◆ **Task prompt**:
Provide an exact reproduction of every entry.

◆ **Data extract**:

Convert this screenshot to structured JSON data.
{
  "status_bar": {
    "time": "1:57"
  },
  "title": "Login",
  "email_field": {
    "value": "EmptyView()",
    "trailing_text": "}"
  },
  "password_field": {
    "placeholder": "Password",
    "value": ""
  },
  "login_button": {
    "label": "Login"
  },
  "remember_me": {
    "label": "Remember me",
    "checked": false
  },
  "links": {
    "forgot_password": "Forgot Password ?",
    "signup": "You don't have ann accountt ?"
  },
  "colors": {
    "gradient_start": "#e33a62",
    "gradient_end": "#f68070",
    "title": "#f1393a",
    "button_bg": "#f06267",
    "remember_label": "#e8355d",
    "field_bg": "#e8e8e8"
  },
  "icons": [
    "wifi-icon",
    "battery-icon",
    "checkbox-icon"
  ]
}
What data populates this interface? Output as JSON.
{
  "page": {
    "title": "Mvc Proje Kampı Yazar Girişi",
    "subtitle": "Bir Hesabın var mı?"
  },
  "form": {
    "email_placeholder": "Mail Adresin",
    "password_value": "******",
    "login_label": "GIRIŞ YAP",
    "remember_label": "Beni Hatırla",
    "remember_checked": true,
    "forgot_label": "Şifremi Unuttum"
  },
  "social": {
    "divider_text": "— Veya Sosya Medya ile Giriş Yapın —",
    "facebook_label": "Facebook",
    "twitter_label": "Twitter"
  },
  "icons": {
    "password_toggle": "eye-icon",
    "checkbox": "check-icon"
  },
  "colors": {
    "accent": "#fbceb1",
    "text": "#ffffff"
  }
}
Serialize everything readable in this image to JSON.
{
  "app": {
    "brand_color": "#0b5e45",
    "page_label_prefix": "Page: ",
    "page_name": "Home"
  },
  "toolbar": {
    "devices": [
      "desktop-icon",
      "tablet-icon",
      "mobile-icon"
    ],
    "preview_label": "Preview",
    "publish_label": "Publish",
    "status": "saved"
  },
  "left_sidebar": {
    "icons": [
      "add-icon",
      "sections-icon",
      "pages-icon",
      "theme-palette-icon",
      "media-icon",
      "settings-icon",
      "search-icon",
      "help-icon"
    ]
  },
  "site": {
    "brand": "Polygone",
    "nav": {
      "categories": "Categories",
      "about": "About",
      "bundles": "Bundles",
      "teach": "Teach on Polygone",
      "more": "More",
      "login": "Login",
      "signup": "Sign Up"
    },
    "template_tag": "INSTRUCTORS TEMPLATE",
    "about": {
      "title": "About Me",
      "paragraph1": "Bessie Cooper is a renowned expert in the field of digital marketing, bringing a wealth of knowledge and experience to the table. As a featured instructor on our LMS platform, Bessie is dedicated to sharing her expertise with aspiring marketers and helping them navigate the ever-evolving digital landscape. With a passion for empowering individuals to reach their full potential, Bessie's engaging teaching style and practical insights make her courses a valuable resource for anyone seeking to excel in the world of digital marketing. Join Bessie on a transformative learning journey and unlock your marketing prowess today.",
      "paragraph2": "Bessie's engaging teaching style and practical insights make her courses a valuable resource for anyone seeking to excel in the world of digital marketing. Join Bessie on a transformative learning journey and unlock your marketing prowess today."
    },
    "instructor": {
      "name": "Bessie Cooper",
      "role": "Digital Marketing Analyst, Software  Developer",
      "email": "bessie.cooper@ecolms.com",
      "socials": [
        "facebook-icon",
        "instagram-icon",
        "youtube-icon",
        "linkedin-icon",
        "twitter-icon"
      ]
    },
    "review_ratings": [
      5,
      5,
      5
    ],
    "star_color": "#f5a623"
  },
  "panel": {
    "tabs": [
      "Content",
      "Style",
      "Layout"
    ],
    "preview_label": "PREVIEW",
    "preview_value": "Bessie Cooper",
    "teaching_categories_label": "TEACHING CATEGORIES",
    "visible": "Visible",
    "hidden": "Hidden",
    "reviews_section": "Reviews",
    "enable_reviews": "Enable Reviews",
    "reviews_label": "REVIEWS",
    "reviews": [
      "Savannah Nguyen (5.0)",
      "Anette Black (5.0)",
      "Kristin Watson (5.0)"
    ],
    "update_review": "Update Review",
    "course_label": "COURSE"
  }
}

◆ **Exercise response**:
Convert this screenshot to structured JSON data.
{
  "status_bar": {
    "time": "1:57"
  },
  "title": "Login",
  "email_field": {
    "value": "EmptyView()",
    "trailing_text": "}"
  },
  "password_field": {
    "placeholder": "Password",
    "value": ""
  },
  "login_button": {
    "label": "Login"
  },
  "remember_me": {
    "label": "Remember me",
    "checked": false
  },
  "links": {
    "forgot_password": "Forgot Password ?",
    "signup": "You don't have ann accountt ?"
  },
  "colors": {
    "gradient_start": "#e33a62",
    "gradient_end": "#f68070",
    "title": "#f1393a",
    "button_bg": "#f06267",
    "remember_label": "#e8355d",
    "field_bg": "#e8e8e8"
  },
  "icons": [
    "wifi-icon",
    "battery-icon",
    "checkbox-icon"
  ]
}
What data populates this interface? Output as JSON.
{
  "page": {
    "title": "Mvc Proje Kampı Yazar Girişi",
    "subtitle": "Bir Hesabın var mı?"
  },
  "form": {
    "email_placeholder": "Mail Adresin",
    "password_value": "******",
    "login_label": "GIRIŞ YAP",
    "remember_label": "Beni Hatırla",
    "remember_checked": true,
    "forgot_label": "Şifremi Unuttum"
  },
  "social": {
    "divider_text": "— Veya Sosya Medya ile Giriş Yapın —",
    "facebook_label": "Facebook",
    "twitter_label": "Twitter"
  },
  "icons": {
    "password_toggle": "eye-icon",
    "checkbox": "check-icon"
  },
  "colors": {
    "accent": "#fbceb1",
    "text": "#ffffff"
  }
}
Serialize everything readable in this image to JSON.
{
  "app": {
    "brand_color": "#0b5e45",
    "page_label_prefix": "Page: ",
    "page_name": "Home"
  },
  "toolbar": {
    "devices": [
      "desktop-icon",
      "tablet-icon",
      "mobile-icon"
    ],
    "preview_label": "Preview",
    "publish_label": "Publish",
    "status": "saved"
  },
  "left_sidebar": {
    "icons": [
      "add-icon",
      "sections-icon",
      "pages-icon",
      "theme-palette-icon",
      "media-icon",
      "settings-icon",
      "search-icon",
      "help-icon"
    ]
  },
  "site": {
    "brand": "Polygone",
    "nav": {
      "categories": "Categories",
      "about": "About",
      "bundles": "Bundles",
      "teach": "Teach on Polygone",
      "more": "More",
      "login": "Login",
      "signup": "Sign Up"
    },
    "template_tag": "INSTRUCTORS TEMPLATE",
    "about": {
      "title": "About Me",
      "paragraph1": "Bessie Cooper is a renowned expert in the field of digital marketing, bringing a wealth of knowledge and experience to the table. As a featured instructor on our LMS platform, Bessie is dedicated to sharing her expertise with aspiring marketers and helping them navigate the ever-evolving digital landscape. With a passion for empowering individuals to reach their full potential, Bessie's engaging teaching style and practical insights make her courses a valuable resource for anyone seeking to excel in the world of digital marketing. Join Bessie on a transformative learning journey and unlock your marketing prowess today.",
      "paragraph2": "Bessie's engaging teaching style and practical insights make her courses a valuable resource for anyone seeking to excel in the world of digital marketing. Join Bessie on a transformative learning journey and unlock your marketing prowess today."
    },
    "instructor": {
      "name": "Bessie Cooper",
      "role": "Digital Marketing Analyst, Software  Developer",
      "email": "bessie.cooper@ecolms.com",
      "socials": [
        "facebook-icon",
        "instagram-icon",
        "youtube-icon",
        "linkedin-icon",
        "twitter-icon"
      ]
    },
    "review_ratings": [
      5,
      5,
      5
    ],
    "star_color": "#f5a623"
  },
  "panel": {
    "tabs": [
      "Content",
      "Style",
      "Layout"
    ],
    "preview_label": "PREVIEW",
    "preview_value": "Bessie Cooper",
    "teaching_categories_label": "TEACHING CATEGORIES",
    "visible": "Visible",
    "hidden": "Hidden",
    "reviews_section": "Reviews",
    "enable_reviews": "Enable Reviews",
    "reviews_label": "REVIEWS",
    "reviews": [
      "Savannah Nguyen (5.0)",
      "Anette Black (5.0)",
      "Kristin Watson (5.0)"
    ],
    "update_review": "Update Review",
    "course_label": "COURSE"
  }
}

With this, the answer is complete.